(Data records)
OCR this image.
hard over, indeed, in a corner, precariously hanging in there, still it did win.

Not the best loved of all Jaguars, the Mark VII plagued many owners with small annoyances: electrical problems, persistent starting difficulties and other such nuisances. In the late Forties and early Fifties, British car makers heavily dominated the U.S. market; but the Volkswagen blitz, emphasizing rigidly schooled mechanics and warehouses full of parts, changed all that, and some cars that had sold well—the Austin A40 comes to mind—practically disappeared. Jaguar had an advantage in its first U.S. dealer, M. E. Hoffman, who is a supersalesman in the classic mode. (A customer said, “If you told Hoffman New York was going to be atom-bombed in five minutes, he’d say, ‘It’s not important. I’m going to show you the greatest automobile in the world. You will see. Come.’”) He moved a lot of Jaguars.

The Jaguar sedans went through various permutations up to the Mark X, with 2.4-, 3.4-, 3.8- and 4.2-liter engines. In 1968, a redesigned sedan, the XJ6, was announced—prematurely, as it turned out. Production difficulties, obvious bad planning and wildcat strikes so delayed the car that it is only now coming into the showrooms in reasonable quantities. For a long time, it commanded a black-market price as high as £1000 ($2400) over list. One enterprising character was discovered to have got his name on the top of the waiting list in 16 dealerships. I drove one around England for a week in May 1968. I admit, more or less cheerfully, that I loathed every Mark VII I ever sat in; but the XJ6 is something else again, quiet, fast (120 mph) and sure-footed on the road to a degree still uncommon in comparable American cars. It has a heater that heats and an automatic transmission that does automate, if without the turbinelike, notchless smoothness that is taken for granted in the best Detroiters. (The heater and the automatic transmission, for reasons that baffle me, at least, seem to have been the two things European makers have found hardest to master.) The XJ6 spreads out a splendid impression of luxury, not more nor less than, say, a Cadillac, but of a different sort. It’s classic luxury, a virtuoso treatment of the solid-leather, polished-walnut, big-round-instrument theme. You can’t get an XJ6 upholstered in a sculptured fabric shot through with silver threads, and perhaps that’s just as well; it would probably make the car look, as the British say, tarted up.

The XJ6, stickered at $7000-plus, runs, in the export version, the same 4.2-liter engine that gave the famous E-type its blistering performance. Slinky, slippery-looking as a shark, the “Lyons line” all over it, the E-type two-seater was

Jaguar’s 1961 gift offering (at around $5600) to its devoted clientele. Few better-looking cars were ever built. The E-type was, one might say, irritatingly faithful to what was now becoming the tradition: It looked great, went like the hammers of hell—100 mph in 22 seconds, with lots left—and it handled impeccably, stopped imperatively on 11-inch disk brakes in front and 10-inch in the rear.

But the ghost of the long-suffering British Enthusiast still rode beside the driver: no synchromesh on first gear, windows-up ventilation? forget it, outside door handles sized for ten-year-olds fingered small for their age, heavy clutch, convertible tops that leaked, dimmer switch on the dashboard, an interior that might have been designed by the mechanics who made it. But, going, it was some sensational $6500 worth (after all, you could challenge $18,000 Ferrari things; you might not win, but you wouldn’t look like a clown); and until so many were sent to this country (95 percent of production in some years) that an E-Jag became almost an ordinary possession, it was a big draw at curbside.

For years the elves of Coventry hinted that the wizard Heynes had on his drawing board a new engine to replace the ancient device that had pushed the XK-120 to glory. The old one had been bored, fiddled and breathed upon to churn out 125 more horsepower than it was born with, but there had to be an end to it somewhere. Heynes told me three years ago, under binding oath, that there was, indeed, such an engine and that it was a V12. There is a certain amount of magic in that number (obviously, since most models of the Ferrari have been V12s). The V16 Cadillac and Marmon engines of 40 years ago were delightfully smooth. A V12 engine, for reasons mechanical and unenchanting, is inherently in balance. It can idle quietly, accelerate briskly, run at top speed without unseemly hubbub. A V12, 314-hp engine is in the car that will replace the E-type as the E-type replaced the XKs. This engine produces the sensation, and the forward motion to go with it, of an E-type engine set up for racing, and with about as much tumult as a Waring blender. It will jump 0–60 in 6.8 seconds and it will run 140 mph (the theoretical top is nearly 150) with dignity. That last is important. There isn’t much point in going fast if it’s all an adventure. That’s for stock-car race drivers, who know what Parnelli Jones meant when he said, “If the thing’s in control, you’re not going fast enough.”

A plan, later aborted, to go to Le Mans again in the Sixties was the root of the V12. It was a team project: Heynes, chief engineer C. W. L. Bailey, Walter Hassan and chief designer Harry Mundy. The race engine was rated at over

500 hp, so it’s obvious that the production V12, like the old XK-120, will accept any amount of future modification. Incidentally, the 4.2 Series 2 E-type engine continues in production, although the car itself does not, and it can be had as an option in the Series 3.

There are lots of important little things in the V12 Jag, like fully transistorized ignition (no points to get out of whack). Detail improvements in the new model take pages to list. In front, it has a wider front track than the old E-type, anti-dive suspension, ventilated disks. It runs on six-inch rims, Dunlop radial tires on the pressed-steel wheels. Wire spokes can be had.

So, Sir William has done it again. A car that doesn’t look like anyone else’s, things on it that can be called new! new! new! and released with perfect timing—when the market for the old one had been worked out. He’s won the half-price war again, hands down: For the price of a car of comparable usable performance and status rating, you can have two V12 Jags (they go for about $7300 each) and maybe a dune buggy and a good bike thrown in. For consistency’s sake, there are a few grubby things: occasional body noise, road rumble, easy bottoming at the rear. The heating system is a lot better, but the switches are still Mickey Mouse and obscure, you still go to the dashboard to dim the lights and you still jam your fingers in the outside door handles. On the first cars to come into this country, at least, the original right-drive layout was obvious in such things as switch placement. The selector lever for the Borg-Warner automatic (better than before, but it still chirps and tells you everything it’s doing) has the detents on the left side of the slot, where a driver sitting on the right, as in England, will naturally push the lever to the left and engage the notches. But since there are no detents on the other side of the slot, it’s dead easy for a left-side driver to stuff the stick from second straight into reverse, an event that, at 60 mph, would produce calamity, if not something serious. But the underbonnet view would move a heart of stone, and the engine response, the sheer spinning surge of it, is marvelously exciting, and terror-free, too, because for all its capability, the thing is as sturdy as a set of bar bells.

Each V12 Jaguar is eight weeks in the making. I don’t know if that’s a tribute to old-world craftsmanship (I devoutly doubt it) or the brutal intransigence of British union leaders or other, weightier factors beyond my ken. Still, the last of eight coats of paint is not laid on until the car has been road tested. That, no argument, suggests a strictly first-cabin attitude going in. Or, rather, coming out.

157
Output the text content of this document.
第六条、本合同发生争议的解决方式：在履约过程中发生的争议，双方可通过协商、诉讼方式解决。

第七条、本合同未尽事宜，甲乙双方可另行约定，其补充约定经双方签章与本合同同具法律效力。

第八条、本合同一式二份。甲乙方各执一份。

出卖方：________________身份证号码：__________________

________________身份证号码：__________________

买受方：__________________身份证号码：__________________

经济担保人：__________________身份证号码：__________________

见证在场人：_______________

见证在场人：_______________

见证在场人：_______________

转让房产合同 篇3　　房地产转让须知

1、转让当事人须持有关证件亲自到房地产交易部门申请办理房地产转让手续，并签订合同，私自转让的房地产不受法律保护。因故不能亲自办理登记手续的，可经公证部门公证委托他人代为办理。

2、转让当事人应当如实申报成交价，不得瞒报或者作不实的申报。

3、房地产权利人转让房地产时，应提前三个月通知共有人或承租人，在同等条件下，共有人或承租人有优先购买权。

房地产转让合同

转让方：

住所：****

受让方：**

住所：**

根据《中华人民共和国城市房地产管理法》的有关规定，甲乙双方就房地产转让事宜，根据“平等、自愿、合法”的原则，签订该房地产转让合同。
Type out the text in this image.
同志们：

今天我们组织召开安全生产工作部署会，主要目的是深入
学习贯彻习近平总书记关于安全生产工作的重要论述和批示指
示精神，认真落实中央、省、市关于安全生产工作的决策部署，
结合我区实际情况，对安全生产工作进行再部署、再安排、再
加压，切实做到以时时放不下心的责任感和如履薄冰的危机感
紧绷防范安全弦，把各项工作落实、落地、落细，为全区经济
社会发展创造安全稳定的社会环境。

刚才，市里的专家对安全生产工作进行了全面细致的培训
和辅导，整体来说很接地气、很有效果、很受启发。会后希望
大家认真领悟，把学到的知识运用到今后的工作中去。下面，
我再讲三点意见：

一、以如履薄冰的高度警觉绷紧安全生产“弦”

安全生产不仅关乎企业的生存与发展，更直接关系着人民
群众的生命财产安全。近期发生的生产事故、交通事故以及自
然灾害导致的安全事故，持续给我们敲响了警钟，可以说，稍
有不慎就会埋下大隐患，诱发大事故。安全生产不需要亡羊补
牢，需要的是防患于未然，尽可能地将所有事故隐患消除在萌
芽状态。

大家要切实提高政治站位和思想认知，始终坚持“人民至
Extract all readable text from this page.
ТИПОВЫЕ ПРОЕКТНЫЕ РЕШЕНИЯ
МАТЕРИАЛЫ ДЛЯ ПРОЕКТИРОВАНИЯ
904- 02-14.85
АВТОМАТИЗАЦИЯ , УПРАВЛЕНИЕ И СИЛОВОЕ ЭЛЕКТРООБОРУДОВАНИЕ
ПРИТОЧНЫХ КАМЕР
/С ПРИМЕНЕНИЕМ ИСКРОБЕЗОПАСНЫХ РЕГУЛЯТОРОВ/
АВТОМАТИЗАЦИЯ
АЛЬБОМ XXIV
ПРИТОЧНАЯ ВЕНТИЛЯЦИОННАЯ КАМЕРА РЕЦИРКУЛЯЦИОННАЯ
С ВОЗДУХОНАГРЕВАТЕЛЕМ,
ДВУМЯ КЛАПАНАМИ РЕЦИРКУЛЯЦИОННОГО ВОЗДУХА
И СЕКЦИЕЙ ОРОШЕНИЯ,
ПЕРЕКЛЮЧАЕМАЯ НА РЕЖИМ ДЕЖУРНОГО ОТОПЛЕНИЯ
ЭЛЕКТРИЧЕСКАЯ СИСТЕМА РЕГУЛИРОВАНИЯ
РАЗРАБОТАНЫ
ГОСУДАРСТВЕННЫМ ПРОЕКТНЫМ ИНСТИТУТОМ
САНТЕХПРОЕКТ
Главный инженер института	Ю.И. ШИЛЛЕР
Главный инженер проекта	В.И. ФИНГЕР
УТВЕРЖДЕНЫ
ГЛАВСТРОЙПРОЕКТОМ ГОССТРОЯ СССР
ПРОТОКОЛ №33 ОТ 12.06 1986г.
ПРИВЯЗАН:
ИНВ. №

◆ Problem to work on
What is the number of lines in the data above that include the word "Главный"? Answer with that number only.

◆ Response to this exercise
2